Your goal: Review the material line by line. Identify and copy every line that contains the string "structured".

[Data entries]

-----

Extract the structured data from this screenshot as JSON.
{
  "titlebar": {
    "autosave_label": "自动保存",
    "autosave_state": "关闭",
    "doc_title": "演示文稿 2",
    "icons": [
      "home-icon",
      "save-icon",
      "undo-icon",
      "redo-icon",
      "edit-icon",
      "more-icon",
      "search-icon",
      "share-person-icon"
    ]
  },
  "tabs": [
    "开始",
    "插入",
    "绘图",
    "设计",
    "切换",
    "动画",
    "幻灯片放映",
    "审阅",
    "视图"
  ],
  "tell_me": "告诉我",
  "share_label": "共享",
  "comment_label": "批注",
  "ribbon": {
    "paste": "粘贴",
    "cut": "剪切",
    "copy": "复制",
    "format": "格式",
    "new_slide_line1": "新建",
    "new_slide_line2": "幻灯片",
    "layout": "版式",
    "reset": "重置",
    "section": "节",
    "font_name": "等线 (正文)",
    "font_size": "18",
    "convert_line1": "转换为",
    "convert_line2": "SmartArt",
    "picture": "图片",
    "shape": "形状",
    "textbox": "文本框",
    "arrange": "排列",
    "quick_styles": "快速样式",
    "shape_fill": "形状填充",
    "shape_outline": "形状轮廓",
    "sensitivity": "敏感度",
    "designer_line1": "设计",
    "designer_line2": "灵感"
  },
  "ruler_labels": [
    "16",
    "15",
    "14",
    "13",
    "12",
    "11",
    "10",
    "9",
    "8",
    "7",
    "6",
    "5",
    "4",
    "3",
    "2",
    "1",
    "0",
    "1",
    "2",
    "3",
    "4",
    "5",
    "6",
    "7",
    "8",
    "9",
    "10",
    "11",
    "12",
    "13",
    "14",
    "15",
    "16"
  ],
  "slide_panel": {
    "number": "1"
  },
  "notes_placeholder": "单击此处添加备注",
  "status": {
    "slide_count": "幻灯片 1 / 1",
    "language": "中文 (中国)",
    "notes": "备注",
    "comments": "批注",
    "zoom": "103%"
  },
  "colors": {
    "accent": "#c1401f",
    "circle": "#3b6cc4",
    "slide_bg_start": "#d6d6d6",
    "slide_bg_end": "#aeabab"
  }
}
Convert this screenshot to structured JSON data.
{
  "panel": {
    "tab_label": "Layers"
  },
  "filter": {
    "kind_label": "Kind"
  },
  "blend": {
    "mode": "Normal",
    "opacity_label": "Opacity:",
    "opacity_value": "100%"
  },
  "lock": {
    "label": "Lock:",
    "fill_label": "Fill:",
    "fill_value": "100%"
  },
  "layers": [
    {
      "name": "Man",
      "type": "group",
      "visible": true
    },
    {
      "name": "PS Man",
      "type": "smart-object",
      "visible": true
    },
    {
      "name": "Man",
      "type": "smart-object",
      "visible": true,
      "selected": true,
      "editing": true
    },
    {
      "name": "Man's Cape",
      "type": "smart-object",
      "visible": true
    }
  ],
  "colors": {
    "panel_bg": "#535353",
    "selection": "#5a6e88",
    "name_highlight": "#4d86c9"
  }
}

-----

Response:
Extract the structured data from this screenshot as JSON.
Convert this screenshot to structured JSON data.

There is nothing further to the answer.